■ **Directive**
Give, as a bare number, the count of lines that contain the word "gusta".
>> begin Exercise material
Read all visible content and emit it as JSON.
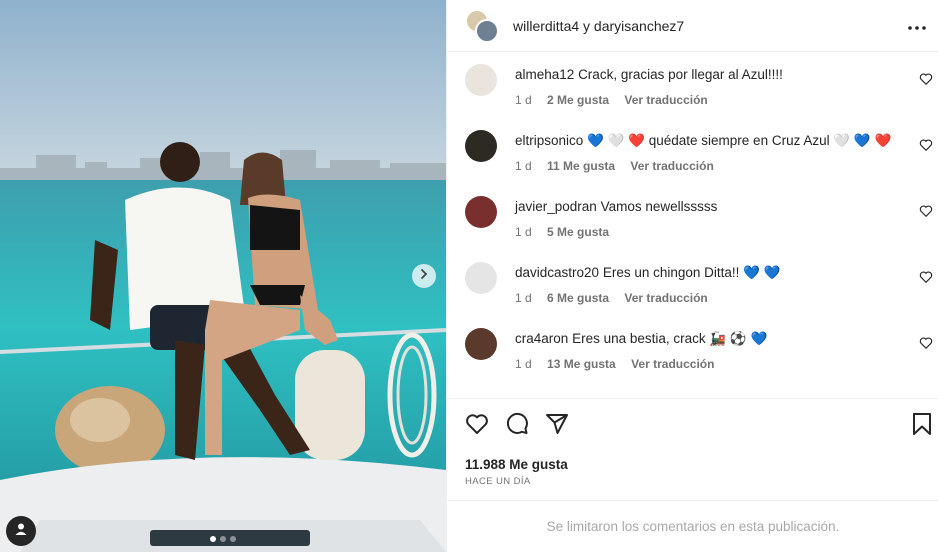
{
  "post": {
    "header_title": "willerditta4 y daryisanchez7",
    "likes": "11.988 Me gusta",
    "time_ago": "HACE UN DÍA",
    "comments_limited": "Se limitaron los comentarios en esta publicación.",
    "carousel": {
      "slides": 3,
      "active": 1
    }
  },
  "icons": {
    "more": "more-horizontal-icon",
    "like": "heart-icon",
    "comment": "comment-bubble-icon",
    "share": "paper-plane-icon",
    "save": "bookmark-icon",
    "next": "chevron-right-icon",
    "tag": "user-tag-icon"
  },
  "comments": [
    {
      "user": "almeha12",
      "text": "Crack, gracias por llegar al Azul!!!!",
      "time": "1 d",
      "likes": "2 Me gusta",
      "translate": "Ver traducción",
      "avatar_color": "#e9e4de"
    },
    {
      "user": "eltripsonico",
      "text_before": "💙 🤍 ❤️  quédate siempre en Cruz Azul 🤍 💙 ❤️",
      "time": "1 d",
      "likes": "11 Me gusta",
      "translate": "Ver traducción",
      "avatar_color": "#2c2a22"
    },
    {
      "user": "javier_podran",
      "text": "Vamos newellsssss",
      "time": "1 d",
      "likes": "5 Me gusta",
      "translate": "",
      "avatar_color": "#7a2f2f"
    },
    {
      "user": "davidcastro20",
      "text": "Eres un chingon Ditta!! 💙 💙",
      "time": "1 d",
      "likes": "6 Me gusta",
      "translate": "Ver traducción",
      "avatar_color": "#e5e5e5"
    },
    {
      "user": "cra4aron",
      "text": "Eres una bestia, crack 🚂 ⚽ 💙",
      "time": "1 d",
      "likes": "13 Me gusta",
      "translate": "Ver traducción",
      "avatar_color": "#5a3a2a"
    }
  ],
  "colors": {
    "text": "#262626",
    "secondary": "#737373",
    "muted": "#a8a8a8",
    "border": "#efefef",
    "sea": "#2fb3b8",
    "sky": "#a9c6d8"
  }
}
>> end Exercise material
>> begin Exercise material
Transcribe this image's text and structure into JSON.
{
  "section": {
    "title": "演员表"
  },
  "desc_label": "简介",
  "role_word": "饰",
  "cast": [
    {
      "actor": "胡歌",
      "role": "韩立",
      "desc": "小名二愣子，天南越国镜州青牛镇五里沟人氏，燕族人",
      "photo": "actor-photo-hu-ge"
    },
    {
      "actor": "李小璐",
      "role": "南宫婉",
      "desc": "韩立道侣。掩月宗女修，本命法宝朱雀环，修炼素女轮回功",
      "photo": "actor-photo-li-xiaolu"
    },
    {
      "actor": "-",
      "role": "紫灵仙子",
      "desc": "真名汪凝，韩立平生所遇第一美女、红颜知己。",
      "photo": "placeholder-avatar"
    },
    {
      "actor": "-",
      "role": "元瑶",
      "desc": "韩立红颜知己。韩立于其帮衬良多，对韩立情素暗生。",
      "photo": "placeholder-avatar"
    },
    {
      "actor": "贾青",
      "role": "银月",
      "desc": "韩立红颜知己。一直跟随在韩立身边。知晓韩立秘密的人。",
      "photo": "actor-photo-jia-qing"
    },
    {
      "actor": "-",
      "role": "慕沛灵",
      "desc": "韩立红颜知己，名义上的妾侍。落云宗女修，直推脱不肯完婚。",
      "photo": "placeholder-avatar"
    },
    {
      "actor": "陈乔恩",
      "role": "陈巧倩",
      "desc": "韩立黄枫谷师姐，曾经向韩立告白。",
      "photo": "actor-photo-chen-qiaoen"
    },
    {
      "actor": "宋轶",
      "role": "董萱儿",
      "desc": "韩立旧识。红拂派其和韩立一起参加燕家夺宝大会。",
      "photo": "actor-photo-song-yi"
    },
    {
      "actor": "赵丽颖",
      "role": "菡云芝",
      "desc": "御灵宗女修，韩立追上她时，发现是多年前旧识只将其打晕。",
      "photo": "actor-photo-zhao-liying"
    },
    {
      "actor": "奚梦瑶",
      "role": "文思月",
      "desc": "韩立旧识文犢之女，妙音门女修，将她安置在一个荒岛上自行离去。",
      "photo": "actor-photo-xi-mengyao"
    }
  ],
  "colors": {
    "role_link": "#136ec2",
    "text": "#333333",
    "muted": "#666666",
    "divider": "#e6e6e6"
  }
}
>> end Exercise material
■ **Exercise output**
6